■ Goal ■
Return every line of the data below that includes the string "text".

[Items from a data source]
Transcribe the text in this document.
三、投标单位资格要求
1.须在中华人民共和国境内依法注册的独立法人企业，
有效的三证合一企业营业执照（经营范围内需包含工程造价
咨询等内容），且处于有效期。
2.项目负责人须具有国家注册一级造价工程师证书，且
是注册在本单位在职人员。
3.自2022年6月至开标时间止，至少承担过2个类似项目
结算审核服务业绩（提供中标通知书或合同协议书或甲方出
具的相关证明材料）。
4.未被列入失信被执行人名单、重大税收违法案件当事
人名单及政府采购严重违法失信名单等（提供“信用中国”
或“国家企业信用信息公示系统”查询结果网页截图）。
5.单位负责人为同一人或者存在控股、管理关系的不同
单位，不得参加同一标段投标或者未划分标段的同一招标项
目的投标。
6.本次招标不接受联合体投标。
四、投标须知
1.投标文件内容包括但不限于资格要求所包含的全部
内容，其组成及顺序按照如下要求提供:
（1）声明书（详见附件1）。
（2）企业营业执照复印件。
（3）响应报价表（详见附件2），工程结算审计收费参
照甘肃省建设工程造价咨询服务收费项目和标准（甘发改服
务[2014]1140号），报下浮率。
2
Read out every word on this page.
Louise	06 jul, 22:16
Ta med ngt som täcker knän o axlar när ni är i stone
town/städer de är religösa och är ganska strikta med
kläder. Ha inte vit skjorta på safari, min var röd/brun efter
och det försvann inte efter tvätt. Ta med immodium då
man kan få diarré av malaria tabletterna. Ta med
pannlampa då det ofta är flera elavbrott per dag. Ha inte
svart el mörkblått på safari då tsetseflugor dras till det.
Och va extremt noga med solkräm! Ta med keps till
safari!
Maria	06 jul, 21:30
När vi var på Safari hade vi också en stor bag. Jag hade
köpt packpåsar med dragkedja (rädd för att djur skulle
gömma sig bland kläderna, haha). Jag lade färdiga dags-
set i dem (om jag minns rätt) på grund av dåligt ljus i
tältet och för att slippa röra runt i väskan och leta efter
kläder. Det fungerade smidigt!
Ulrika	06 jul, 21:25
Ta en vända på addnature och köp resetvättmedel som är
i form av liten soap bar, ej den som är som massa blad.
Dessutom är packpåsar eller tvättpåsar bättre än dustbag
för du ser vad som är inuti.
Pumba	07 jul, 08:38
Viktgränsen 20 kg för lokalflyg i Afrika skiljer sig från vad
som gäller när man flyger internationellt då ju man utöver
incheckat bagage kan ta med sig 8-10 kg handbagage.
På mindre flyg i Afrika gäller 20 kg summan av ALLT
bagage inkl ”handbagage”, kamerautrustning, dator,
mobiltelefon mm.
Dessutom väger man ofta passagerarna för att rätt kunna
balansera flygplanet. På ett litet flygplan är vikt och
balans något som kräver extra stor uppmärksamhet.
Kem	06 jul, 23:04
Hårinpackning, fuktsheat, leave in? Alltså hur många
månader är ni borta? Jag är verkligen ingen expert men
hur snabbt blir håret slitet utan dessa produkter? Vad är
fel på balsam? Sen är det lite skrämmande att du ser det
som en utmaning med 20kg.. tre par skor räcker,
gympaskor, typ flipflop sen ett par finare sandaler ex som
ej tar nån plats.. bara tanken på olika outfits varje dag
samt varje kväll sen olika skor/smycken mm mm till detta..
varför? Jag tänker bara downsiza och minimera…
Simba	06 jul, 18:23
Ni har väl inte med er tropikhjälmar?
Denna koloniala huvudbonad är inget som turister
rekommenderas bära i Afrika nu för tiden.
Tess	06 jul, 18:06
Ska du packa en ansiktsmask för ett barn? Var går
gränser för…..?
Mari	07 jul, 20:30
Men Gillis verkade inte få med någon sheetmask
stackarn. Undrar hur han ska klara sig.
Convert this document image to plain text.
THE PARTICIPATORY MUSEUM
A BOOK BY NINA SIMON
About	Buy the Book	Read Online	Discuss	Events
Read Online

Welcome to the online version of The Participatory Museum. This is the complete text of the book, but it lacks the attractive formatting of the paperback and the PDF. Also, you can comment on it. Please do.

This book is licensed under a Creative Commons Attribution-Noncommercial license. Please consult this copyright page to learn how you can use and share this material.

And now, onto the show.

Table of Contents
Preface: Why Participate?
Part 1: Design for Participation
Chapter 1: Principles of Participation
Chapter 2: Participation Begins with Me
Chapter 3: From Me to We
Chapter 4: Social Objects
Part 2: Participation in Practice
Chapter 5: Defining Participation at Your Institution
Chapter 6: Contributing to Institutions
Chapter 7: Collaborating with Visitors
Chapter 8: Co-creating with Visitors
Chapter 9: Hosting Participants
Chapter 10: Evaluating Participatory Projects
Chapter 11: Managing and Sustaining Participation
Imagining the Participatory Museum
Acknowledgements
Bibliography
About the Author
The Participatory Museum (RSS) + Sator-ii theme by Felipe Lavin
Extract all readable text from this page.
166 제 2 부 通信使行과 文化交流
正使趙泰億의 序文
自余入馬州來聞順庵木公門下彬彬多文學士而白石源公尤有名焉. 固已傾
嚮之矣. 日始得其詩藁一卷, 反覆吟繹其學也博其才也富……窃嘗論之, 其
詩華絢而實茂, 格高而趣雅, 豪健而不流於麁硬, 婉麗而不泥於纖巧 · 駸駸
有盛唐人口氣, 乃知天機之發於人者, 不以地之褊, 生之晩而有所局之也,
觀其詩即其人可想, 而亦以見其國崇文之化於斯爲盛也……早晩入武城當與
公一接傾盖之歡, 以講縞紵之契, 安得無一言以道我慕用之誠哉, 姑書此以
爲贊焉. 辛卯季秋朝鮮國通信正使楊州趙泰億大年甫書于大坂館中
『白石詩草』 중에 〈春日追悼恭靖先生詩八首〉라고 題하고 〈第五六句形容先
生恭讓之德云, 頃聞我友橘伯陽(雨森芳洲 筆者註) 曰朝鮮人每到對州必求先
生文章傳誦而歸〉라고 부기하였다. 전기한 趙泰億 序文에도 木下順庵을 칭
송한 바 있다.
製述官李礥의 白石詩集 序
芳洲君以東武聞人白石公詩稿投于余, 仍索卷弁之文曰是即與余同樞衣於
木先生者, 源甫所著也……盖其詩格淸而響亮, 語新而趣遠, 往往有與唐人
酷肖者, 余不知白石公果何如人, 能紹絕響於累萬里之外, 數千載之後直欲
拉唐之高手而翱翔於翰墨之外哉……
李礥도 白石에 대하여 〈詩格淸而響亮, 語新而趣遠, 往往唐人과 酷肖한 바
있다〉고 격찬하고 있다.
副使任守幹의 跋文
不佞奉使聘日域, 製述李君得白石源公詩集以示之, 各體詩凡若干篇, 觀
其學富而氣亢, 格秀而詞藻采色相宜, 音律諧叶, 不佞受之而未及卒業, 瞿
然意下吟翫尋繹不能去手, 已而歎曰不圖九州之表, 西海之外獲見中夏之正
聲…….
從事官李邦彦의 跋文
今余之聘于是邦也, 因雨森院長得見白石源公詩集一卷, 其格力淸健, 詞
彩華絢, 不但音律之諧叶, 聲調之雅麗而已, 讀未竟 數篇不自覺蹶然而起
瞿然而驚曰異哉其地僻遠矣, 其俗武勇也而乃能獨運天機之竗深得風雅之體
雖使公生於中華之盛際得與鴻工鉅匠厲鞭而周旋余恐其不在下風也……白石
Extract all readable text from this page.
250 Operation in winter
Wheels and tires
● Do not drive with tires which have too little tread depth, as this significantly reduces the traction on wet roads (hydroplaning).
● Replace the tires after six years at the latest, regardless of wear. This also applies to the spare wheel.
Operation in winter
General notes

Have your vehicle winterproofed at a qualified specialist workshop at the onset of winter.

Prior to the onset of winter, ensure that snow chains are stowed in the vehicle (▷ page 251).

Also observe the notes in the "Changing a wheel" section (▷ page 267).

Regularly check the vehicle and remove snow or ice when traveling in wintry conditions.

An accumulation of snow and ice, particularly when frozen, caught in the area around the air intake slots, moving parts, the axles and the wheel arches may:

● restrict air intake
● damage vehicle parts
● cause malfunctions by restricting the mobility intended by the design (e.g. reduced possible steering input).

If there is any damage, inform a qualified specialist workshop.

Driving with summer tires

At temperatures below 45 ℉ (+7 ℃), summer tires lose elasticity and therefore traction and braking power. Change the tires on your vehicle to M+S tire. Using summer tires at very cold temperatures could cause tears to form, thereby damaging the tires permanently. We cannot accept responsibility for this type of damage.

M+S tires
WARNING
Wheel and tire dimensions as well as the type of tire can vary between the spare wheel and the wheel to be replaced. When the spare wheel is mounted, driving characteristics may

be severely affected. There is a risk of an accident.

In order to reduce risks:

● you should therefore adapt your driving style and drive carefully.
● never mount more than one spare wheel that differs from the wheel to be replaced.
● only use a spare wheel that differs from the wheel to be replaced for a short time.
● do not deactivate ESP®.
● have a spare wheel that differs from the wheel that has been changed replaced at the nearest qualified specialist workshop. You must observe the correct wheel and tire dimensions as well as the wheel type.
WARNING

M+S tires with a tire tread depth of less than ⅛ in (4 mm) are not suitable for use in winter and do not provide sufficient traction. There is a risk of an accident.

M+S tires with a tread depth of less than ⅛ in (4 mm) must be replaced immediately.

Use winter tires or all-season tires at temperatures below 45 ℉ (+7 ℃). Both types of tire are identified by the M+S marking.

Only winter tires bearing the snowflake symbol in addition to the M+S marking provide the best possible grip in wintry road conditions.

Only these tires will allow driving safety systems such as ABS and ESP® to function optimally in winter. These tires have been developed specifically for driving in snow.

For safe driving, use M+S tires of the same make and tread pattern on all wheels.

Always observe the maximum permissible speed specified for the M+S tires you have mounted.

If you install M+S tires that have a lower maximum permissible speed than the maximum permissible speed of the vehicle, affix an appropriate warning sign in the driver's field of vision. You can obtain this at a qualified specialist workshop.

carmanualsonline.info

■ Correct response ■
Transcribe the text in this document.
Convert this document image to plain text.
Welcome to the online version of The Participatory Museum. This is the complete text of the book, but it lacks the attractive formatting of the paperback and the PDF. Also, you can comment on it. Please do.
Extract all readable text from this page.
Extract all readable text from this page.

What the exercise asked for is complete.